Aim of the exercise :: Copy every line of the items below word for word, leaving out the pictures.

Source data ::
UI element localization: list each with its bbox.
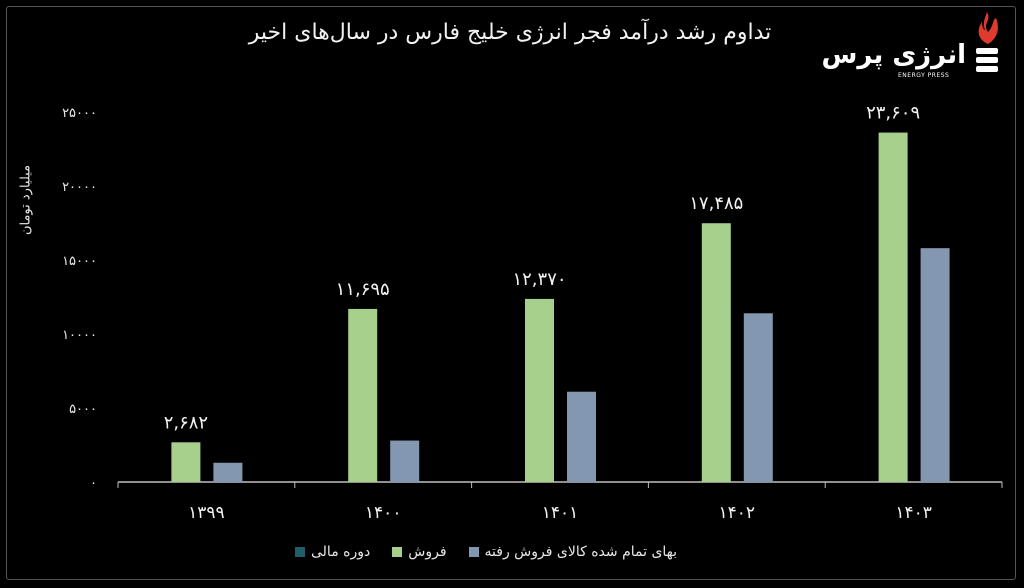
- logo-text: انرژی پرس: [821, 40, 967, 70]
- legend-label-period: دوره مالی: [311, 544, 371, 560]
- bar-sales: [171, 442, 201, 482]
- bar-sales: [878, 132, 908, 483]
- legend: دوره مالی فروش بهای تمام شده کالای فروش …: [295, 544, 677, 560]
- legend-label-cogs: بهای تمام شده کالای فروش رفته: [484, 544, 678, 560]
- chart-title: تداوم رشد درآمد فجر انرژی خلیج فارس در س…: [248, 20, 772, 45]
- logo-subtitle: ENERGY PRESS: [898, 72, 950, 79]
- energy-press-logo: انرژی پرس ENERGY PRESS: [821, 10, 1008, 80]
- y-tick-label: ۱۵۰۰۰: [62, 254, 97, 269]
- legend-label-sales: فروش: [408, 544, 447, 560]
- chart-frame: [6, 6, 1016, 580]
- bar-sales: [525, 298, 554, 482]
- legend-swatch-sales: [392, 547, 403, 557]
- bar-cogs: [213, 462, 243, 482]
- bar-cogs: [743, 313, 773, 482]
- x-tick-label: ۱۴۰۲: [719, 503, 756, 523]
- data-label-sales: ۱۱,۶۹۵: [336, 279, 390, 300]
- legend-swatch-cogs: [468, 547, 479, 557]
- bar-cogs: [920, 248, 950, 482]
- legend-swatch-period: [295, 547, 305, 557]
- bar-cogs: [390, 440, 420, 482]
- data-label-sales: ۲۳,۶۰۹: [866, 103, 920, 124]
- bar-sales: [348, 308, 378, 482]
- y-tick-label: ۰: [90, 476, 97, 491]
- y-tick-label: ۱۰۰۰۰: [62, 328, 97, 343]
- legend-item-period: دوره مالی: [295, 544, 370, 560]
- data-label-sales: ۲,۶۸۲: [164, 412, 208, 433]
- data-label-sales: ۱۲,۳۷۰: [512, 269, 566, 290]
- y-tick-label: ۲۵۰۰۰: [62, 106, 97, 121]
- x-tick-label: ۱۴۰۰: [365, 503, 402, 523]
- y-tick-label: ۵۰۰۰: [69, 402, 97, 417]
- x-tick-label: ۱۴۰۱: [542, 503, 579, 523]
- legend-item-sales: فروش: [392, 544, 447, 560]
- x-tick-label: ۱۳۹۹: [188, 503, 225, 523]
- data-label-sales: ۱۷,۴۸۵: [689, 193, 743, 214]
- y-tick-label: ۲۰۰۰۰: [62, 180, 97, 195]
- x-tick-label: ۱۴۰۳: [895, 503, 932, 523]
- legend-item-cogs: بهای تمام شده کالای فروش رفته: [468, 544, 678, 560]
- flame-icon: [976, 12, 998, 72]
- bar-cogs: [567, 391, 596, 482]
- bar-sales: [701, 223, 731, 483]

Reply ::
UI element localization: list each with its bbox.
- logo-text: انرژی پرس: [821, 40, 967, 70]
- legend-label-period: دوره مالی: [311, 544, 371, 560]
- bar-sales: [171, 442, 201, 482]
- bar-sales: [878, 132, 908, 483]
- legend: دوره مالی فروش بهای تمام شده کالای فروش …: [295, 544, 677, 560]
- legend-label-cogs: بهای تمام شده کالای فروش رفته: [484, 544, 678, 560]
- chart-title: تداوم رشد درآمد فجر انرژی خلیج فارس در س…: [248, 20, 772, 45]
- logo-subtitle: ENERGY PRESS: [898, 72, 950, 79]
- energy-press-logo: انرژی پرس ENERGY PRESS: [821, 10, 1008, 80]
- y-tick-label: ۱۵۰۰۰: [62, 254, 97, 269]
- legend-label-sales: فروش: [408, 544, 447, 560]
- chart-frame: [6, 6, 1016, 580]
- bar-sales: [525, 298, 554, 482]
- legend-swatch-sales: [392, 547, 403, 557]
- bar-cogs: [213, 462, 243, 482]
- bar-cogs: [743, 313, 773, 482]
- x-tick-label: ۱۴۰۲: [719, 503, 756, 523]
- data-label-sales: ۱۱,۶۹۵: [336, 279, 390, 300]
- legend-swatch-cogs: [468, 547, 479, 557]
- bar-cogs: [920, 248, 950, 482]
- legend-swatch-period: [295, 547, 305, 557]
- bar-cogs: [390, 440, 420, 482]
- data-label-sales: ۲۳,۶۰۹: [866, 103, 920, 124]
- bar-sales: [348, 308, 378, 482]
- y-tick-label: ۰: [90, 476, 97, 491]
- y-tick-label: ۱۰۰۰۰: [62, 328, 97, 343]
- legend-item-period: دوره مالی: [295, 544, 370, 560]
- data-label-sales: ۲,۶۸۲: [164, 412, 208, 433]
- data-label-sales: ۱۲,۳۷۰: [512, 269, 566, 290]
- y-tick-label: ۲۵۰۰۰: [62, 106, 97, 121]
- x-tick-label: ۱۴۰۰: [365, 503, 402, 523]
- y-tick-label: ۵۰۰۰: [69, 402, 97, 417]
- x-tick-label: ۱۴۰۱: [542, 503, 579, 523]
- legend-item-sales: فروش: [392, 544, 447, 560]
- x-tick-label: ۱۳۹۹: [188, 503, 225, 523]
- data-label-sales: ۱۷,۴۸۵: [689, 193, 743, 214]
- y-tick-label: ۲۰۰۰۰: [62, 180, 97, 195]
- x-tick-label: ۱۴۰۳: [895, 503, 932, 523]
- legend-item-cogs: بهای تمام شده کالای فروش رفته: [468, 544, 678, 560]
- flame-icon: [976, 12, 998, 72]
- bar-cogs: [567, 391, 596, 482]
- bar-sales: [701, 223, 731, 483]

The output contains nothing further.